**Aim**
Format every line of the items below as a Markdown table with the columns No. and Line, numbering each row and skipping blank lines. Omit the pictures.

**Data for processing**

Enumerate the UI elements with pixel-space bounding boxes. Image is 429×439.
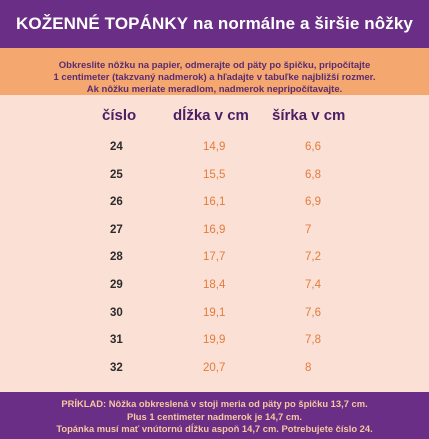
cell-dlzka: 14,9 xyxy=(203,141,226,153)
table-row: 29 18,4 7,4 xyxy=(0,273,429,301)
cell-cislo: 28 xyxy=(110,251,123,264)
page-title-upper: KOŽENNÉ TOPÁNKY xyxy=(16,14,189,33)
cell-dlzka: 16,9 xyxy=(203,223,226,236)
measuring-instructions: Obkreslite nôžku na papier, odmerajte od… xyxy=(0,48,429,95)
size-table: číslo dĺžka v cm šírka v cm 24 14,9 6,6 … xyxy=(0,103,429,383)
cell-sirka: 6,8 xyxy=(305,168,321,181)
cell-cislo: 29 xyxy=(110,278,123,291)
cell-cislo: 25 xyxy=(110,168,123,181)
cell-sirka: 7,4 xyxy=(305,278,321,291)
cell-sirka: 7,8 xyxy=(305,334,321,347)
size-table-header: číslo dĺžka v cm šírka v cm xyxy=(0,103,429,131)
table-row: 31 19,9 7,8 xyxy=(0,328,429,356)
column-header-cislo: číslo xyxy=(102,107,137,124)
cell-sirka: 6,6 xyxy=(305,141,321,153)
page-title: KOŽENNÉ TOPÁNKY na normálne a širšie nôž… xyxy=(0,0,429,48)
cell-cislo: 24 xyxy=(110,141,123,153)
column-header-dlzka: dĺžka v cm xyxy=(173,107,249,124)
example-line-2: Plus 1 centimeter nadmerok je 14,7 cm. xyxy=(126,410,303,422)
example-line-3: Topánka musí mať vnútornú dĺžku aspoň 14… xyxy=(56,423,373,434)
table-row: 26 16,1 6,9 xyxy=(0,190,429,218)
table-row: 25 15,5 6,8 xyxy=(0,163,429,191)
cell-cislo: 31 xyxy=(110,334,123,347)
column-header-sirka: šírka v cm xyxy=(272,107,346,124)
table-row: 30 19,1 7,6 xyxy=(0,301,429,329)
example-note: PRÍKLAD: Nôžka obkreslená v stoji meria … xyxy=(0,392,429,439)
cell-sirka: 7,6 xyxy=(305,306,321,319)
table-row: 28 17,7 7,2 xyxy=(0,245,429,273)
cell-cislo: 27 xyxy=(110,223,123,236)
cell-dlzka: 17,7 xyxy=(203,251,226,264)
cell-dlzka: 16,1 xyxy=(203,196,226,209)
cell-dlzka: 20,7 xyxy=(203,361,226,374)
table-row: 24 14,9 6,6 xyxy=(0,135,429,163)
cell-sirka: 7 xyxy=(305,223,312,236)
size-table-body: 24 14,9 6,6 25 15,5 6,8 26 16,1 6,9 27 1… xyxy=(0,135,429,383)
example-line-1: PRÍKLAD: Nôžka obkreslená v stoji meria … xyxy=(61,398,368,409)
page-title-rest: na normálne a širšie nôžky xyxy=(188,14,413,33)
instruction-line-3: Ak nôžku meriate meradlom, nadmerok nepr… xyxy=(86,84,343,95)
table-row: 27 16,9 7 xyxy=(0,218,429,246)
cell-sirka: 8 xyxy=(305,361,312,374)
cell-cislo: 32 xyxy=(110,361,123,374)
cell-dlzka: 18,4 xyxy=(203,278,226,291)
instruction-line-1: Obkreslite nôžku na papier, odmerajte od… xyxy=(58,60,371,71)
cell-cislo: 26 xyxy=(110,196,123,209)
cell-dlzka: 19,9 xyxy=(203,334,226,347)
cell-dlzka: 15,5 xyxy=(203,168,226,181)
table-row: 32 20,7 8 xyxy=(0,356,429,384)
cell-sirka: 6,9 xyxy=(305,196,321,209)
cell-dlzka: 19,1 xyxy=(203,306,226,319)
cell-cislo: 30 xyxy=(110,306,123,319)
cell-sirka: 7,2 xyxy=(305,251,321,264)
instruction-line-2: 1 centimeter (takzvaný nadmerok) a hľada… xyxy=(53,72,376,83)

**Result**
| No. | Line |
|---|---|
| 1 | Enumerate the UI elements with pixel-space bounding boxes. Image is 429×439. |
| 2 | cell-dlzka: 14,9 xyxy=(203,141,226,153) |
| 3 | table-row: 29 18,4 7,4 xyxy=(0,273,429,301) |
| 4 | cell-cislo: 28 xyxy=(110,251,123,264) |
| 5 | page-title-upper: KOŽENNÉ TOPÁNKY xyxy=(16,14,189,33) |
| 6 | cell-dlzka: 16,9 xyxy=(203,223,226,236) |
| 7 | measuring-instructions: Obkreslite nôžku na papier, odmerajte od… xyxy=(0,48,429,95) |
| 8 | size-table: číslo dĺžka v cm šírka v cm 24 14,9 6,6 … xyxy=(0,103,429,383) |
| 9 | cell-sirka: 6,8 xyxy=(305,168,321,181) |
| 10 | cell-cislo: 29 xyxy=(110,278,123,291) |
| 11 | cell-cislo: 25 xyxy=(110,168,123,181) |
| 12 | cell-sirka: 7,4 xyxy=(305,278,321,291) |
| 13 | cell-sirka: 7,8 xyxy=(305,334,321,347) |
| 14 | size-table-header: číslo dĺžka v cm šírka v cm xyxy=(0,103,429,131) |
| 15 | table-row: 31 19,9 7,8 xyxy=(0,328,429,356) |
| 16 | column-header-cislo: číslo xyxy=(102,107,137,124) |
| 17 | cell-sirka: 6,6 xyxy=(305,141,321,153) |
| 18 | page-title: KOŽENNÉ TOPÁNKY na normálne a širšie nôž… xyxy=(0,0,429,48) |
| 19 | cell-cislo: 24 xyxy=(110,141,123,153) |
| 20 | column-header-dlzka: dĺžka v cm xyxy=(173,107,249,124) |
| 21 | example-line-2: Plus 1 centimeter nadmerok je 14,7 cm. xyxy=(126,410,303,422) |
| 22 | example-line-3: Topánka musí mať vnútornú dĺžku aspoň 14… xyxy=(56,423,373,434) |
| 23 | table-row: 26 16,1 6,9 xyxy=(0,190,429,218) |
| 24 | table-row: 25 15,5 6,8 xyxy=(0,163,429,191) |
| 25 | cell-cislo: 31 xyxy=(110,334,123,347) |
| 26 | column-header-sirka: šírka v cm xyxy=(272,107,346,124) |
| 27 | table-row: 30 19,1 7,6 xyxy=(0,301,429,329) |
| 28 | example-note: PRÍKLAD: Nôžka obkreslená v stoji meria … xyxy=(0,392,429,439) |
| 29 | cell-sirka: 7,6 xyxy=(305,306,321,319) |
| 30 | table-row: 28 17,7 7,2 xyxy=(0,245,429,273) |
| 31 | cell-cislo: 27 xyxy=(110,223,123,236) |
| 32 | cell-dlzka: 17,7 xyxy=(203,251,226,264) |
| 33 | cell-dlzka: 16,1 xyxy=(203,196,226,209) |
| 34 | cell-dlzka: 20,7 xyxy=(203,361,226,374) |
| 35 | table-row: 24 14,9 6,6 xyxy=(0,135,429,163) |
| 36 | cell-sirka: 7 xyxy=(305,223,312,236) |
| 37 | size-table-body: 24 14,9 6,6 25 15,5 6,8 26 16,1 6,9 27 1… xyxy=(0,135,429,383) |
| 38 | example-line-1: PRÍKLAD: Nôžka obkreslená v stoji meria … xyxy=(61,398,368,409) |
| 39 | page-title-rest: na normálne a širšie nôžky xyxy=(188,14,413,33) |
| 40 | instruction-line-3: Ak nôžku meriate meradlom, nadmerok nepr… xyxy=(86,84,343,95) |
| 41 | table-row: 27 16,9 7 xyxy=(0,218,429,246) |
| 42 | cell-sirka: 8 xyxy=(305,361,312,374) |
| 43 | cell-cislo: 32 xyxy=(110,361,123,374) |
| 44 | cell-dlzka: 18,4 xyxy=(203,278,226,291) |
| 45 | instruction-line-1: Obkreslite nôžku na papier, odmerajte od… xyxy=(58,60,371,71) |
| 46 | cell-cislo: 26 xyxy=(110,196,123,209) |
| 47 | cell-dlzka: 19,9 xyxy=(203,334,226,347) |
| 48 | cell-dlzka: 15,5 xyxy=(203,168,226,181) |
| 49 | table-row: 32 20,7 8 xyxy=(0,356,429,384) |
| 50 | cell-sirka: 6,9 xyxy=(305,196,321,209) |
| 51 | cell-dlzka: 19,1 xyxy=(203,306,226,319) |
| 52 | cell-cislo: 30 xyxy=(110,306,123,319) |
| 53 | cell-sirka: 7,2 xyxy=(305,251,321,264) |
| 54 | instruction-line-2: 1 centimeter (takzvaný nadmerok) a hľada… xyxy=(53,72,376,83) |